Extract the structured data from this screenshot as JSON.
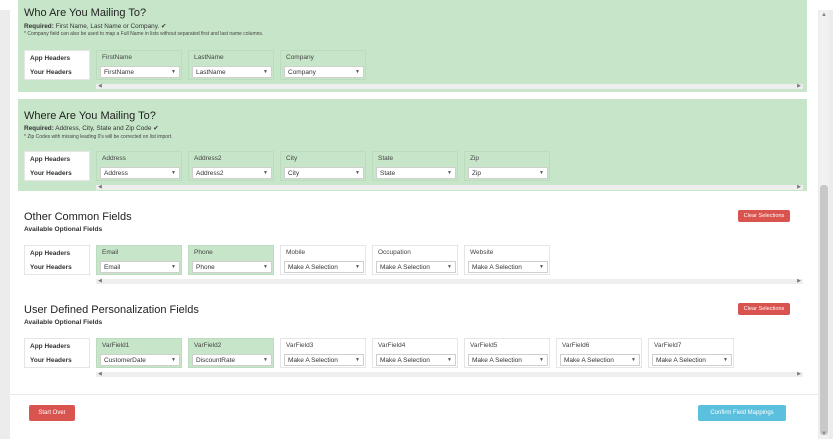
{
  "who": {
    "title": "Who Are You Mailing To?",
    "required_label": "Required:",
    "required_text": "First Name, Last Name or Company.",
    "check_icon": "check-icon",
    "note": "* Company field can also be used to map a Full Name in lists without separated first and last name columns.",
    "app_headers_label": "App Headers",
    "your_headers_label": "Your Headers",
    "columns": [
      {
        "label": "FirstName",
        "value": "FirstName"
      },
      {
        "label": "LastName",
        "value": "LastName"
      },
      {
        "label": "Company",
        "value": "Company"
      }
    ]
  },
  "where": {
    "title": "Where Are You Mailing To?",
    "required_label": "Required:",
    "required_text": "Address, City, State and Zip Code",
    "check_icon": "check-icon",
    "note": "* Zip Codes with missing leading 0's will be corrected on list import.",
    "app_headers_label": "App Headers",
    "your_headers_label": "Your Headers",
    "columns": [
      {
        "label": "Address",
        "value": "Address"
      },
      {
        "label": "Address2",
        "value": "Address2"
      },
      {
        "label": "City",
        "value": "City"
      },
      {
        "label": "State",
        "value": "State"
      },
      {
        "label": "Zip",
        "value": "Zip"
      }
    ]
  },
  "common": {
    "title": "Other Common Fields",
    "subtitle": "Available Optional Fields",
    "clear_label": "Clear Selections",
    "app_headers_label": "App Headers",
    "your_headers_label": "Your Headers",
    "columns": [
      {
        "label": "Email",
        "value": "Email"
      },
      {
        "label": "Phone",
        "value": "Phone"
      },
      {
        "label": "Mobile",
        "value": "Make A Selection"
      },
      {
        "label": "Occupation",
        "value": "Make A Selection"
      },
      {
        "label": "Website",
        "value": "Make A Selection"
      }
    ]
  },
  "user": {
    "title": "User Defined Personalization Fields",
    "subtitle": "Available Optional Fields",
    "clear_label": "Clear Selections",
    "app_headers_label": "App Headers",
    "your_headers_label": "Your Headers",
    "columns": [
      {
        "label": "VarField1",
        "value": "CustomerDate"
      },
      {
        "label": "VarField2",
        "value": "DiscountRate"
      },
      {
        "label": "VarField3",
        "value": "Make A Selection"
      },
      {
        "label": "VarField4",
        "value": "Make A Selection"
      },
      {
        "label": "VarField5",
        "value": "Make A Selection"
      },
      {
        "label": "VarField6",
        "value": "Make A Selection"
      },
      {
        "label": "VarField7",
        "value": "Make A Selection"
      }
    ]
  },
  "footer": {
    "start_over": "Start Over",
    "confirm": "Confirm Field Mappings"
  },
  "colors": {
    "section_green": "#c7e6c9",
    "danger": "#d9534f",
    "info": "#5bc0de"
  }
}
━━━━━━━━━━
▸ SET TASK:
Copy the listing in full and without alteration, omitting every picture.

▸ EXERCISE RESULT:
Extract the structured data from this screenshot as JSON.
{
  "who": {
    "title": "Who Are You Mailing To?",
    "required_label": "Required:",
    "required_text": "First Name, Last Name or Company.",
    "check_icon": "check-icon",
    "note": "* Company field can also be used to map a Full Name in lists without separated first and last name columns.",
    "app_headers_label": "App Headers",
    "your_headers_label": "Your Headers",
    "columns": [
      {
        "label": "FirstName",
        "value": "FirstName"
      },
      {
        "label": "LastName",
        "value": "LastName"
      },
      {
        "label": "Company",
        "value": "Company"
      }
    ]
  },
  "where": {
    "title": "Where Are You Mailing To?",
    "required_label": "Required:",
    "required_text": "Address, City, State and Zip Code",
    "check_icon": "check-icon",
    "note": "* Zip Codes with missing leading 0's will be corrected on list import.",
    "app_headers_label": "App Headers",
    "your_headers_label": "Your Headers",
    "columns": [
      {
        "label": "Address",
        "value": "Address"
      },
      {
        "label": "Address2",
        "value": "Address2"
      },
      {
        "label": "City",
        "value": "City"
      },
      {
        "label": "State",
        "value": "State"
      },
      {
        "label": "Zip",
        "value": "Zip"
      }
    ]
  },
  "common": {
    "title": "Other Common Fields",
    "subtitle": "Available Optional Fields",
    "clear_label": "Clear Selections",
    "app_headers_label": "App Headers",
    "your_headers_label": "Your Headers",
    "columns": [
      {
        "label": "Email",
        "value": "Email"
      },
      {
        "label": "Phone",
        "value": "Phone"
      },
      {
        "label": "Mobile",
        "value": "Make A Selection"
      },
      {
        "label": "Occupation",
        "value": "Make A Selection"
      },
      {
        "label": "Website",
        "value": "Make A Selection"
      }
    ]
  },
  "user": {
    "title": "User Defined Personalization Fields",
    "subtitle": "Available Optional Fields",
    "clear_label": "Clear Selections",
    "app_headers_label": "App Headers",
    "your_headers_label": "Your Headers",
    "columns": [
      {
        "label": "VarField1",
        "value": "CustomerDate"
      },
      {
        "label": "VarField2",
        "value": "DiscountRate"
      },
      {
        "label": "VarField3",
        "value": "Make A Selection"
      },
      {
        "label": "VarField4",
        "value": "Make A Selection"
      },
      {
        "label": "VarField5",
        "value": "Make A Selection"
      },
      {
        "label": "VarField6",
        "value": "Make A Selection"
      },
      {
        "label": "VarField7",
        "value": "Make A Selection"
      }
    ]
  },
  "footer": {
    "start_over": "Start Over",
    "confirm": "Confirm Field Mappings"
  },
  "colors": {
    "section_green": "#c7e6c9",
    "danger": "#d9534f",
    "info": "#5bc0de"
  }
}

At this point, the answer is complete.